- **What to do**: Lines holding the string "deadlock" are the ones to copy; find them all in the data.

##########

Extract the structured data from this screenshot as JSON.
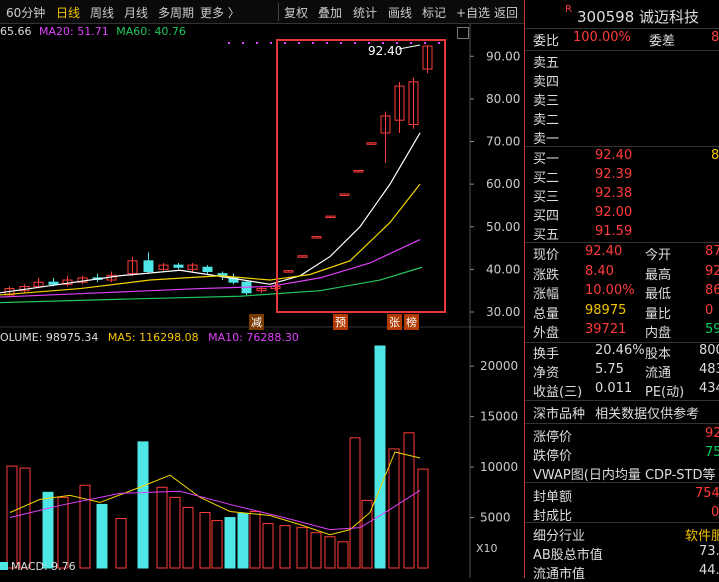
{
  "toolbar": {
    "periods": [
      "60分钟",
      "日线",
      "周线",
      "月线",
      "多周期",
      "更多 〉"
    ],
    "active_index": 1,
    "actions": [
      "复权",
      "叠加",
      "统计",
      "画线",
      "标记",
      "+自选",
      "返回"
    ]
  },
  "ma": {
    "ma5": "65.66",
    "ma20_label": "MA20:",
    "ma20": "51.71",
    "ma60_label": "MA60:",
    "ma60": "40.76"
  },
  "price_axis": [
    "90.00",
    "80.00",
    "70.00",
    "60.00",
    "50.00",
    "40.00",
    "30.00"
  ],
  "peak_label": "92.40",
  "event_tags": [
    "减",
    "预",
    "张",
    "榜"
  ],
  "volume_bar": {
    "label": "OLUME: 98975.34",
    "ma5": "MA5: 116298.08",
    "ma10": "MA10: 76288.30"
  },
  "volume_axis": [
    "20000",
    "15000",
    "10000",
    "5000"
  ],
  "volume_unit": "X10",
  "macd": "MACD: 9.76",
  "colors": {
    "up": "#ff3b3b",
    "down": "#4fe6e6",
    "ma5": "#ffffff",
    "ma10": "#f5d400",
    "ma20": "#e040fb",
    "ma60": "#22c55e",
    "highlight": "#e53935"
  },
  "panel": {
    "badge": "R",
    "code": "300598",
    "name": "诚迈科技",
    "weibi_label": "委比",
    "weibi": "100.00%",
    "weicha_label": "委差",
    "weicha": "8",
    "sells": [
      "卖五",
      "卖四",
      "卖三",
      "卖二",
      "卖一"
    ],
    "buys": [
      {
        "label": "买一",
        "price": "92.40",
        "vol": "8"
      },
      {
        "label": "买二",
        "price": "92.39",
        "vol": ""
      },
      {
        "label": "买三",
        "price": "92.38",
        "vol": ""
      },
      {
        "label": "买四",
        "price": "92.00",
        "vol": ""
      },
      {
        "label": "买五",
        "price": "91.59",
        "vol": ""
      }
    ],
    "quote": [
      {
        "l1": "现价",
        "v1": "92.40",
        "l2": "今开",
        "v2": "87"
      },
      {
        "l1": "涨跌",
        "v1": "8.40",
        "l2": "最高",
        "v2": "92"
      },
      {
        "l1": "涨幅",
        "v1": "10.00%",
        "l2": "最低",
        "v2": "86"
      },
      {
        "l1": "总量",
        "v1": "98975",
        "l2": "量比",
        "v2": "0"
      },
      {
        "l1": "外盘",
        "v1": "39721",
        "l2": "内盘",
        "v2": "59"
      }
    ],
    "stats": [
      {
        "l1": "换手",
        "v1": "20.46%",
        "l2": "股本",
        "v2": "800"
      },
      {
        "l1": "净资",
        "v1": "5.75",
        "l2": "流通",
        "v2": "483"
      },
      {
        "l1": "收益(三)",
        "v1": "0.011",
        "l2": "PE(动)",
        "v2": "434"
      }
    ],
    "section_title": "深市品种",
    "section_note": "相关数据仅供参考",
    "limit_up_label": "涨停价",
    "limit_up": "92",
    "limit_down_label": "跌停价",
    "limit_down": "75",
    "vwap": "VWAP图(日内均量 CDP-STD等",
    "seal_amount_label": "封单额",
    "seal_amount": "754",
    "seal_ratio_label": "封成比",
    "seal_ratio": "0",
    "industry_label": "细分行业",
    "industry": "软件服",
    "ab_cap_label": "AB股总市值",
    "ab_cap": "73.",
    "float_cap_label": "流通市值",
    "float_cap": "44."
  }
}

##########

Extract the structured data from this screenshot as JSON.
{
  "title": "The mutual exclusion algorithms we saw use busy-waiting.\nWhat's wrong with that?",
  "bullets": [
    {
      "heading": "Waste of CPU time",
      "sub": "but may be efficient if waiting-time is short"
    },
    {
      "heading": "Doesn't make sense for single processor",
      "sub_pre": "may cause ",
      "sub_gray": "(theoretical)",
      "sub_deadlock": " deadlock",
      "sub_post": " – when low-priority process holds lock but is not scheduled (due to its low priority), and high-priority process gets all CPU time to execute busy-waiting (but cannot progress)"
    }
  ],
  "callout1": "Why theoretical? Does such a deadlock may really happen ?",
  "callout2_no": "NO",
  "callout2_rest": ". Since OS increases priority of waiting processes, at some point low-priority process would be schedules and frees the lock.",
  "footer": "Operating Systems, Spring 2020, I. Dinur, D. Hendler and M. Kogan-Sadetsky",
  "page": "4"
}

##########

- **Answer to this problem**:
      "sub_deadlock": " deadlock",
  "callout1": "Why theoretical? Does such a deadlock may really happen ?",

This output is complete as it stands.